■ About this exercise ■
Sift the material for lines containing "tree", and return them.

■ Data records ■
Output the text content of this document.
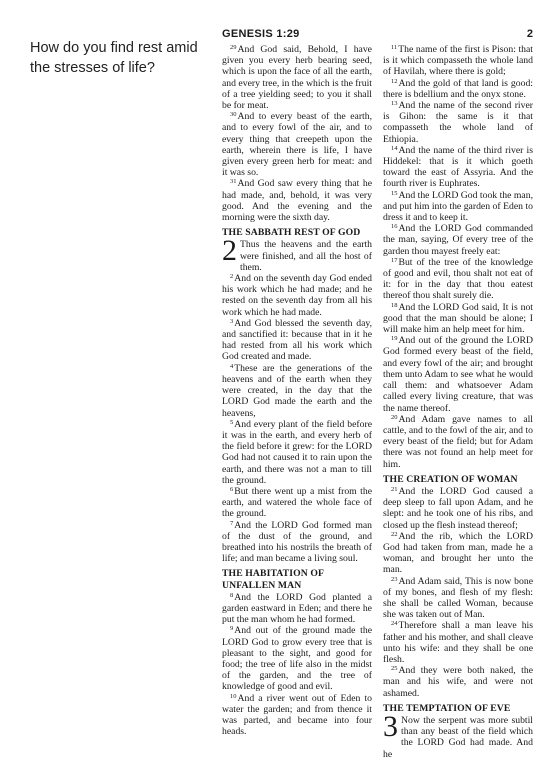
How do you find rest amid the stresses of life?
GENESIS 1:29	2

$^{29}$And God said, Behold, I have given you every herb bearing seed, which is upon the face of all the earth, and every tree, in the which is the fruit of a tree yielding seed; to you it shall be for meat.

$^{30}$And to every beast of the earth, and to every fowl of the air, and to every thing that creepeth upon the earth, wherein there is life, I have given every green herb for meat: and it was so.

$^{31}$And God saw every thing that he had made, and, behold, it was very good. And the evening and the morning were the sixth day.

THE SABBATH REST OF GOD

2 Thus the heavens and the earth were finished, and all the host of them.

$^2$And on the seventh day God ended his work which he had made; and he rested on the seventh day from all his work which he had made.

$^3$And God blessed the seventh day, and sanctified it: because that in it he had rested from all his work which God created and made.

$^4$These are the generations of the heavens and of the earth when they were created, in the day that the LORD God made the earth and the heavens,

$^5$And every plant of the field before it was in the earth, and every herb of the field before it grew: for the LORD God had not caused it to rain upon the earth, and there was not a man to till the ground.

$^6$But there went up a mist from the earth, and watered the whole face of the ground.

$^7$And the LORD God formed man of the dust of the ground, and breathed into his nostrils the breath of life; and man became a living soul.

THE HABITATION OF UNFALLEN MAN

$^8$And the LORD God planted a garden eastward in Eden; and there he put the man whom he had formed.

$^9$And out of the ground made the LORD God to grow every tree that is pleasant to the sight, and good for food; the tree of life also in the midst of the garden, and the tree of knowledge of good and evil.

$^{10}$And a river went out of Eden to water the garden; and from thence it was parted, and became into four heads.

$^{11}$The name of the first is Pison: that is it which compasseth the whole land of Havilah, where there is gold;

$^{12}$And the gold of that land is good: there is bdellium and the onyx stone.

$^{13}$And the name of the second river is Gihon: the same is it that compasseth the whole land of Ethiopia.

$^{14}$And the name of the third river is Hiddekel: that is it which goeth toward the east of Assyria. And the fourth river is Euphrates.

$^{15}$And the LORD God took the man, and put him into the garden of Eden to dress it and to keep it.

$^{16}$And the LORD God commanded the man, saying, Of every tree of the garden thou mayest freely eat:

$^{17}$But of the tree of the knowledge of good and evil, thou shalt not eat of it: for in the day that thou eatest thereof thou shalt surely die.

$^{18}$And the LORD God said, It is not good that the man should be alone; I will make him an help meet for him.

$^{19}$And out of the ground the LORD God formed every beast of the field, and every fowl of the air; and brought them unto Adam to see what he would call them: and whatsoever Adam called every living creature, that was the name thereof.

$^{20}$And Adam gave names to all cattle, and to the fowl of the air, and to every beast of the field; but for Adam there was not found an help meet for him.

THE CREATION OF WOMAN

$^{21}$And the LORD God caused a deep sleep to fall upon Adam, and he slept: and he took one of his ribs, and closed up the flesh instead thereof;

$^{22}$And the rib, which the LORD God had taken from man, made he a woman, and brought her unto the man.

$^{23}$And Adam said, This is now bone of my bones, and flesh of my flesh: she shall be called Woman, because she was taken out of Man.

$^{24}$Therefore shall a man leave his father and his mother, and shall cleave unto his wife: and they shall be one flesh.

$^{25}$And they were both naked, the man and his wife, and were not ashamed.

THE TEMPTATION OF EVE

3 Now the serpent was more subtil than any beast of the field which the LORD God had made. And he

■ Exercise response ■
$^{29}$And God said, Behold, I have given you every herb bearing seed, which is upon the face of all the earth, and every tree, in the which is the fruit of a tree yielding seed; to you it shall be for meat.
$^9$And out of the ground made the LORD God to grow every tree that is pleasant to the sight, and good for food; the tree of life also in the midst of the garden, and the tree of knowledge of good and evil.
$^{16}$And the LORD God commanded the man, saying, Of every tree of the garden thou mayest freely eat:
$^{17}$But of the tree of the knowledge of good and evil, thou shalt not eat of it: for in the day that thou eatest thereof thou shalt surely die.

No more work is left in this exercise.